[WORK TO BE COMPLETED]
Which lines of the records contain "color"? Collect every one of them.

[BEGIN]

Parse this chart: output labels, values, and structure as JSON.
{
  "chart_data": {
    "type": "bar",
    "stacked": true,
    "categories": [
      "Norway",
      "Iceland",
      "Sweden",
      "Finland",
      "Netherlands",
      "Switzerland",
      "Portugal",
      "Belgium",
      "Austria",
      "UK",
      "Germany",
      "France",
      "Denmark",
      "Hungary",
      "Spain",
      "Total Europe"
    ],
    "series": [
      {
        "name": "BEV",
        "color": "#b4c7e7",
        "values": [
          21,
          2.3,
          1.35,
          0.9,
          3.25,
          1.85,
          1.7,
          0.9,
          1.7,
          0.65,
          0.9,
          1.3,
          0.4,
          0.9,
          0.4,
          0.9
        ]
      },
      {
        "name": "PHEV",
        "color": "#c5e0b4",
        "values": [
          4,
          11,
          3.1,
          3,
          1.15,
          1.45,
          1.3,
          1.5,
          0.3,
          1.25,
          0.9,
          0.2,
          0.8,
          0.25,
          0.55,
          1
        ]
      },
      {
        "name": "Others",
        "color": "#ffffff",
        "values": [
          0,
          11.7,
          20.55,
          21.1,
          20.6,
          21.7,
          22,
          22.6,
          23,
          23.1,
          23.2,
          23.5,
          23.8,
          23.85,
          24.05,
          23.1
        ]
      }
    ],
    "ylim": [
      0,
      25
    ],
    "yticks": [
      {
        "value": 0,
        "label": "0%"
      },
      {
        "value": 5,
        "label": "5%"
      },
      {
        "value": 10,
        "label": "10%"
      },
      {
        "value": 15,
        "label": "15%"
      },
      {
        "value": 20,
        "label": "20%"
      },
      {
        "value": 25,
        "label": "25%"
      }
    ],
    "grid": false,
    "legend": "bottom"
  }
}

[END]

[FULL OUTPUT]
        "color": "#b4c7e7",
        "color": "#c5e0b4",
        "color": "#ffffff",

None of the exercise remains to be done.